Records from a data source

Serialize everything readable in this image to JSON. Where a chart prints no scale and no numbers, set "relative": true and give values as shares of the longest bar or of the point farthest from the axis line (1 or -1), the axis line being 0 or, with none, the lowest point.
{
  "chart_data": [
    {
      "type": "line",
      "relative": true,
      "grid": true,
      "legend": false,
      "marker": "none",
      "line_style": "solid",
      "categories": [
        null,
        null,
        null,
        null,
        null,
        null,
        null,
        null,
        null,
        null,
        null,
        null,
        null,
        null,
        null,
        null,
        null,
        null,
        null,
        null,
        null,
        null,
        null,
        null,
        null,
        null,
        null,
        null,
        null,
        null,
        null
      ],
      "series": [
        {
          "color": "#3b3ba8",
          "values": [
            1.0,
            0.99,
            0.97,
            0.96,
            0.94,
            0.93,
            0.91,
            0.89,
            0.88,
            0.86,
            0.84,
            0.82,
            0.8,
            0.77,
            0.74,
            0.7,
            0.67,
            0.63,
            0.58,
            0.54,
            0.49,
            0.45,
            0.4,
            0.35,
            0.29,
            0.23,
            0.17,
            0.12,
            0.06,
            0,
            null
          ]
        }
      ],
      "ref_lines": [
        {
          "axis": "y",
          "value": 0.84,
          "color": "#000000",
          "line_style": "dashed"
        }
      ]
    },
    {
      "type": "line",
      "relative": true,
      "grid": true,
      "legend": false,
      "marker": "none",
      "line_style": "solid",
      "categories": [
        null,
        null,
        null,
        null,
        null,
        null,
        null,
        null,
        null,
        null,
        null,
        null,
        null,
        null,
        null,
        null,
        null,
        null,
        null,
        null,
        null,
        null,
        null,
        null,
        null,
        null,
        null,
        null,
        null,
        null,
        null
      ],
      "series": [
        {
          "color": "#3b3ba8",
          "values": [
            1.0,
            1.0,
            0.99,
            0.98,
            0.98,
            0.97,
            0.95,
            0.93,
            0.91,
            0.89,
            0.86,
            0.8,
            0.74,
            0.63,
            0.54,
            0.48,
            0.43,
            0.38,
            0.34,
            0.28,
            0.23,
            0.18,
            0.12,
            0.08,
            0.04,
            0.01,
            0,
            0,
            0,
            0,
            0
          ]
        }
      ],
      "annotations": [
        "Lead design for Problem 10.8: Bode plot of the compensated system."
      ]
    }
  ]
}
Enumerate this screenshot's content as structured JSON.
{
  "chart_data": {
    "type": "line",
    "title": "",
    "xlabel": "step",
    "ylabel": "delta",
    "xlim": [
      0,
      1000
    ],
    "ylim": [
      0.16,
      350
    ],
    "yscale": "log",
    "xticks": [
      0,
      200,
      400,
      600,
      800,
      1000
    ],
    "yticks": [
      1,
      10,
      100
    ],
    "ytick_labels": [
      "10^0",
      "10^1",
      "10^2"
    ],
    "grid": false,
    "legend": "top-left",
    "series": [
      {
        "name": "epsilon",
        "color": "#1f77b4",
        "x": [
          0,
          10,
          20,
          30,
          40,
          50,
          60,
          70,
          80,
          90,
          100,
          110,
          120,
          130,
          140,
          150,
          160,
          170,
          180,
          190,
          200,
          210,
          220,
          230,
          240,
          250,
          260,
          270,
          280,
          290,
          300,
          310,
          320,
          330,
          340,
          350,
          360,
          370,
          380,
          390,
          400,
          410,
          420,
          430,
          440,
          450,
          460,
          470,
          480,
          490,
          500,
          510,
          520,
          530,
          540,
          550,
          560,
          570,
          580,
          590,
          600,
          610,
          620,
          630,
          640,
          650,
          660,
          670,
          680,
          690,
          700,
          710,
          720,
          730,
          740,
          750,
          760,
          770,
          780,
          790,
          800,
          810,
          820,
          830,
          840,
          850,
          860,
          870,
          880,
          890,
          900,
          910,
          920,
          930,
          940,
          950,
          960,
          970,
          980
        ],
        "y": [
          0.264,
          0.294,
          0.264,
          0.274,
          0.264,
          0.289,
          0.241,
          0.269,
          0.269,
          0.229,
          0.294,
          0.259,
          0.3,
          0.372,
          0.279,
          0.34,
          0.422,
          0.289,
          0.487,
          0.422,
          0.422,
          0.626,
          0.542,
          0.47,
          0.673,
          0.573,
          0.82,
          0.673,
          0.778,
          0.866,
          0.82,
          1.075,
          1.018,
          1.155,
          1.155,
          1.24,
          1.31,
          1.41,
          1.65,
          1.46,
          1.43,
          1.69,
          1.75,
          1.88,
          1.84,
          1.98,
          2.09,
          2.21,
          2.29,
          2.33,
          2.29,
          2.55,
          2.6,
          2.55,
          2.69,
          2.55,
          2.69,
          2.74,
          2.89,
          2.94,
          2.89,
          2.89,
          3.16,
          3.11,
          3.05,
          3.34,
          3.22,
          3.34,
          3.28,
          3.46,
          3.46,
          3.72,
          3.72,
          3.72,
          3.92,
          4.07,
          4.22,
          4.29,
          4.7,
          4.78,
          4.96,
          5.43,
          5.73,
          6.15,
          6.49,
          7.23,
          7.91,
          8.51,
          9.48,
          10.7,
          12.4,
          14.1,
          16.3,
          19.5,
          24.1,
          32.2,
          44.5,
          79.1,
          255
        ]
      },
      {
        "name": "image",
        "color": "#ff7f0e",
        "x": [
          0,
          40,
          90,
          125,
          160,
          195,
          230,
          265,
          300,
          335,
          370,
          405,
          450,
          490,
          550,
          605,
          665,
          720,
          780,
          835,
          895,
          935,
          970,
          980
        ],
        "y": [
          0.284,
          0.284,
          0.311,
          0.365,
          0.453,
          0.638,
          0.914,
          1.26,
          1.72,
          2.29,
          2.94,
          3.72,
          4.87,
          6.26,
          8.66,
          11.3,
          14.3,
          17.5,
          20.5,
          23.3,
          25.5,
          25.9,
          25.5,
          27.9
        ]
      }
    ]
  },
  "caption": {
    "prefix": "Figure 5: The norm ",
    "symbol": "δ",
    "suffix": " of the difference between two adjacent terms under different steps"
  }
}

GOAL: Quote the entire listing above exactly.

TASK ANSWER:
Serialize everything readable in this image to JSON. Where a chart prints no scale and no numbers, set "relative": true and give values as shares of the longest bar or of the point farthest from the axis line (1 or -1), the axis line being 0 or, with none, the lowest point.
{
  "chart_data": [
    {
      "type": "line",
      "relative": true,
      "grid": true,
      "legend": false,
      "marker": "none",
      "line_style": "solid",
      "categories": [
        null,
        null,
        null,
        null,
        null,
        null,
        null,
        null,
        null,
        null,
        null,
        null,
        null,
        null,
        null,
        null,
        null,
        null,
        null,
        null,
        null,
        null,
        null,
        null,
        null,
        null,
        null,
        null,
        null,
        null,
        null
      ],
      "series": [
        {
          "color": "#3b3ba8",
          "values": [
            1.0,
            0.99,
            0.97,
            0.96,
            0.94,
            0.93,
            0.91,
            0.89,
            0.88,
            0.86,
            0.84,
            0.82,
            0.8,
            0.77,
            0.74,
            0.7,
            0.67,
            0.63,
            0.58,
            0.54,
            0.49,
            0.45,
            0.4,
            0.35,
            0.29,
            0.23,
            0.17,
            0.12,
            0.06,
            0,
            null
          ]
        }
      ],
      "ref_lines": [
        {
          "axis": "y",
          "value": 0.84,
          "color": "#000000",
          "line_style": "dashed"
        }
      ]
    },
    {
      "type": "line",
      "relative": true,
      "grid": true,
      "legend": false,
      "marker": "none",
      "line_style": "solid",
      "categories": [
        null,
        null,
        null,
        null,
        null,
        null,
        null,
        null,
        null,
        null,
        null,
        null,
        null,
        null,
        null,
        null,
        null,
        null,
        null,
        null,
        null,
        null,
        null,
        null,
        null,
        null,
        null,
        null,
        null,
        null,
        null
      ],
      "series": [
        {
          "color": "#3b3ba8",
          "values": [
            1.0,
            1.0,
            0.99,
            0.98,
            0.98,
            0.97,
            0.95,
            0.93,
            0.91,
            0.89,
            0.86,
            0.8,
            0.74,
            0.63,
            0.54,
            0.48,
            0.43,
            0.38,
            0.34,
            0.28,
            0.23,
            0.18,
            0.12,
            0.08,
            0.04,
            0.01,
            0,
            0,
            0,
            0,
            0
          ]
        }
      ],
      "annotations": [
        "Lead design for Problem 10.8: Bode plot of the compensated system."
      ]
    }
  ]
}
Enumerate this screenshot's content as structured JSON.
{
  "chart_data": {
    "type": "line",
    "title": "",
    "xlabel": "step",
    "ylabel": "delta",
    "xlim": [
      0,
      1000
    ],
    "ylim": [
      0.16,
      350
    ],
    "yscale": "log",
    "xticks": [
      0,
      200,
      400,
      600,
      800,
      1000
    ],
    "yticks": [
      1,
      10,
      100
    ],
    "ytick_labels": [
      "10^0",
      "10^1",
      "10^2"
    ],
    "grid": false,
    "legend": "top-left",
    "series": [
      {
        "name": "epsilon",
        "color": "#1f77b4",
        "x": [
          0,
          10,
          20,
          30,
          40,
          50,
          60,
          70,
          80,
          90,
          100,
          110,
          120,
          130,
          140,
          150,
          160,
          170,
          180,
          190,
          200,
          210,
          220,
          230,
          240,
          250,
          260,
          270,
          280,
          290,
          300,
          310,
          320,
          330,
          340,
          350,
          360,
          370,
          380,
          390,
          400,
          410,
          420,
          430,
          440,
          450,
          460,
          470,
          480,
          490,
          500,
          510,
          520,
          530,
          540,
          550,
          560,
          570,
          580,
          590,
          600,
          610,
          620,
          630,
          640,
          650,
          660,
          670,
          680,
          690,
          700,
          710,
          720,
          730,
          740,
          750,
          760,
          770,
          780,
          790,
          800,
          810,
          820,
          830,
          840,
          850,
          860,
          870,
          880,
          890,
          900,
          910,
          920,
          930,
          940,
          950,
          960,
          970,
          980
        ],
        "y": [
          0.264,
          0.294,
          0.264,
          0.274,
          0.264,
          0.289,
          0.241,
          0.269,
          0.269,
          0.229,
          0.294,
          0.259,
          0.3,
          0.372,
          0.279,
          0.34,
          0.422,
          0.289,
          0.487,
          0.422,
          0.422,
          0.626,
          0.542,
          0.47,
          0.673,
          0.573,
          0.82,
          0.673,
          0.778,
          0.866,
          0.82,
          1.075,
          1.018,
          1.155,
          1.155,
          1.24,
          1.31,
          1.41,
          1.65,
          1.46,
          1.43,
          1.69,
          1.75,
          1.88,
          1.84,
          1.98,
          2.09,
          2.21,
          2.29,
          2.33,
          2.29,
          2.55,
          2.6,
          2.55,
          2.69,
          2.55,
          2.69,
          2.74,
          2.89,
          2.94,
          2.89,
          2.89,
          3.16,
          3.11,
          3.05,
          3.34,
          3.22,
          3.34,
          3.28,
          3.46,
          3.46,
          3.72,
          3.72,
          3.72,
          3.92,
          4.07,
          4.22,
          4.29,
          4.7,
          4.78,
          4.96,
          5.43,
          5.73,
          6.15,
          6.49,
          7.23,
          7.91,
          8.51,
          9.48,
          10.7,
          12.4,
          14.1,
          16.3,
          19.5,
          24.1,
          32.2,
          44.5,
          79.1,
          255
        ]
      },
      {
        "name": "image",
        "color": "#ff7f0e",
        "x": [
          0,
          40,
          90,
          125,
          160,
          195,
          230,
          265,
          300,
          335,
          370,
          405,
          450,
          490,
          550,
          605,
          665,
          720,
          780,
          835,
          895,
          935,
          970,
          980
        ],
        "y": [
          0.284,
          0.284,
          0.311,
          0.365,
          0.453,
          0.638,
          0.914,
          1.26,
          1.72,
          2.29,
          2.94,
          3.72,
          4.87,
          6.26,
          8.66,
          11.3,
          14.3,
          17.5,
          20.5,
          23.3,
          25.5,
          25.9,
          25.5,
          27.9
        ]
      }
    ]
  },
  "caption": {
    "prefix": "Figure 5: The norm ",
    "symbol": "δ",
    "suffix": " of the difference between two adjacent terms under different steps"
  }
}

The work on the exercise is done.